--- start ---
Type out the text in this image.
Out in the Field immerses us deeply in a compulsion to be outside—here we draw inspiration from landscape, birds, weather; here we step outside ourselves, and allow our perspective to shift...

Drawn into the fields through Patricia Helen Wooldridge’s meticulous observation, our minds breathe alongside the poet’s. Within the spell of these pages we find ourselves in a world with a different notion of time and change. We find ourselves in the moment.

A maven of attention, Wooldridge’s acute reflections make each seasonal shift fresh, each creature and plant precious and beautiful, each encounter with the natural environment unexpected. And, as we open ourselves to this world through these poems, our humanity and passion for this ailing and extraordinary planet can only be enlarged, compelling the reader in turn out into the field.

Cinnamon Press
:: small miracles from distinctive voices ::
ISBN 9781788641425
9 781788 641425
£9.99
--- end ---
## Description of the task:
Your task is to extract all of the records exactly.

## Response:
Type out the text in this image.
Out in the Field immerses us deeply in a compulsion to be outside—here we draw inspiration from landscape, birds, weather; here we step outside ourselves, and allow our perspective to shift...

Drawn into the fields through Patricia Helen Wooldridge’s meticulous observation, our minds breathe alongside the poet’s. Within the spell of these pages we find ourselves in a world with a different notion of time and change. We find ourselves in the moment.

A maven of attention, Wooldridge’s acute reflections make each seasonal shift fresh, each creature and plant precious and beautiful, each encounter with the natural environment unexpected. And, as we open ourselves to this world through these poems, our humanity and passion for this ailing and extraordinary planet can only be enlarged, compelling the reader in turn out into the field.

Cinnamon Press
:: small miracles from distinctive voices ::
ISBN 9781788641425
9 781788 641425
£9.99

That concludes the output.